— BEGIN Information shown —
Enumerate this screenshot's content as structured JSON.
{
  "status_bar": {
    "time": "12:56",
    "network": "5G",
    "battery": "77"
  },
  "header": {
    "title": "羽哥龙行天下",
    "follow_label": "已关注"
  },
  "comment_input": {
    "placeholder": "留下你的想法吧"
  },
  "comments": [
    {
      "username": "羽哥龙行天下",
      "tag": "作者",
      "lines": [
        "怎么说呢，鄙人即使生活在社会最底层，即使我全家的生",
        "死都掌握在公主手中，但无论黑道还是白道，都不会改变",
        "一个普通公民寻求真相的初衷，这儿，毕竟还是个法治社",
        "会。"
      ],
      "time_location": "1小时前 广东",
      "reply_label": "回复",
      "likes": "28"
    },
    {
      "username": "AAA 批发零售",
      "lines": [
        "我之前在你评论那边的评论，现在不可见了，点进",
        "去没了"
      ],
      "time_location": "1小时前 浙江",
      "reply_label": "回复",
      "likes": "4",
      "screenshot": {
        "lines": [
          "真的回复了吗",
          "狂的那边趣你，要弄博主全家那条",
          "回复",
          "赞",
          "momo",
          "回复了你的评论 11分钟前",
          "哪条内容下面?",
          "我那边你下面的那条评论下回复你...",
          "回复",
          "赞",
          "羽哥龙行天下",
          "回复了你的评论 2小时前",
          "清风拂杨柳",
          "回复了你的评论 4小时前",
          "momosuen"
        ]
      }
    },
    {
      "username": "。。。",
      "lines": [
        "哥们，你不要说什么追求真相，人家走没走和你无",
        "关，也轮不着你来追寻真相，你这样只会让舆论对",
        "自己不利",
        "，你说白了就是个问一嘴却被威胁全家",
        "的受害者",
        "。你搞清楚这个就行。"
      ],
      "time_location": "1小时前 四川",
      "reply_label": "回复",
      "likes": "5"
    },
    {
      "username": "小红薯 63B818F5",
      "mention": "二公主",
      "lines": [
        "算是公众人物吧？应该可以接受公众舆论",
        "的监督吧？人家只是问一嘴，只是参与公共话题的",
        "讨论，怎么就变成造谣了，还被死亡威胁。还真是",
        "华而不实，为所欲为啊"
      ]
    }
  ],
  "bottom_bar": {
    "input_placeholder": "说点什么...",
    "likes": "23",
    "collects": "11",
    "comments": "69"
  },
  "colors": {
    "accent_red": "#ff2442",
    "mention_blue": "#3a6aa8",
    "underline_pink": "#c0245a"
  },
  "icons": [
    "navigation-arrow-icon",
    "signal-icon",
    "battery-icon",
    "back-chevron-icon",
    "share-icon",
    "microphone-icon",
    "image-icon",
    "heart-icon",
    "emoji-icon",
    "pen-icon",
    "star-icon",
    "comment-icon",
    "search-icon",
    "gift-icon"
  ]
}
— END Information shown —
Hand back the material above in full, exactly as written.

> **Exercise output**:
Enumerate this screenshot's content as structured JSON.
{
  "status_bar": {
    "time": "12:56",
    "network": "5G",
    "battery": "77"
  },
  "header": {
    "title": "羽哥龙行天下",
    "follow_label": "已关注"
  },
  "comment_input": {
    "placeholder": "留下你的想法吧"
  },
  "comments": [
    {
      "username": "羽哥龙行天下",
      "tag": "作者",
      "lines": [
        "怎么说呢，鄙人即使生活在社会最底层，即使我全家的生",
        "死都掌握在公主手中，但无论黑道还是白道，都不会改变",
        "一个普通公民寻求真相的初衷，这儿，毕竟还是个法治社",
        "会。"
      ],
      "time_location": "1小时前 广东",
      "reply_label": "回复",
      "likes": "28"
    },
    {
      "username": "AAA 批发零售",
      "lines": [
        "我之前在你评论那边的评论，现在不可见了，点进",
        "去没了"
      ],
      "time_location": "1小时前 浙江",
      "reply_label": "回复",
      "likes": "4",
      "screenshot": {
        "lines": [
          "真的回复了吗",
          "狂的那边趣你，要弄博主全家那条",
          "回复",
          "赞",
          "momo",
          "回复了你的评论 11分钟前",
          "哪条内容下面?",
          "我那边你下面的那条评论下回复你...",
          "回复",
          "赞",
          "羽哥龙行天下",
          "回复了你的评论 2小时前",
          "清风拂杨柳",
          "回复了你的评论 4小时前",
          "momosuen"
        ]
      }
    },
    {
      "username": "。。。",
      "lines": [
        "哥们，你不要说什么追求真相，人家走没走和你无",
        "关，也轮不着你来追寻真相，你这样只会让舆论对",
        "自己不利",
        "，你说白了就是个问一嘴却被威胁全家",
        "的受害者",
        "。你搞清楚这个就行。"
      ],
      "time_location": "1小时前 四川",
      "reply_label": "回复",
      "likes": "5"
    },
    {
      "username": "小红薯 63B818F5",
      "mention": "二公主",
      "lines": [
        "算是公众人物吧？应该可以接受公众舆论",
        "的监督吧？人家只是问一嘴，只是参与公共话题的",
        "讨论，怎么就变成造谣了，还被死亡威胁。还真是",
        "华而不实，为所欲为啊"
      ]
    }
  ],
  "bottom_bar": {
    "input_placeholder": "说点什么...",
    "likes": "23",
    "collects": "11",
    "comments": "69"
  },
  "colors": {
    "accent_red": "#ff2442",
    "mention_blue": "#3a6aa8",
    "underline_pink": "#c0245a"
  },
  "icons": [
    "navigation-arrow-icon",
    "signal-icon",
    "battery-icon",
    "back-chevron-icon",
    "share-icon",
    "microphone-icon",
    "image-icon",
    "heart-icon",
    "emoji-icon",
    "pen-icon",
    "star-icon",
    "comment-icon",
    "search-icon",
    "gift-icon"
  ]
}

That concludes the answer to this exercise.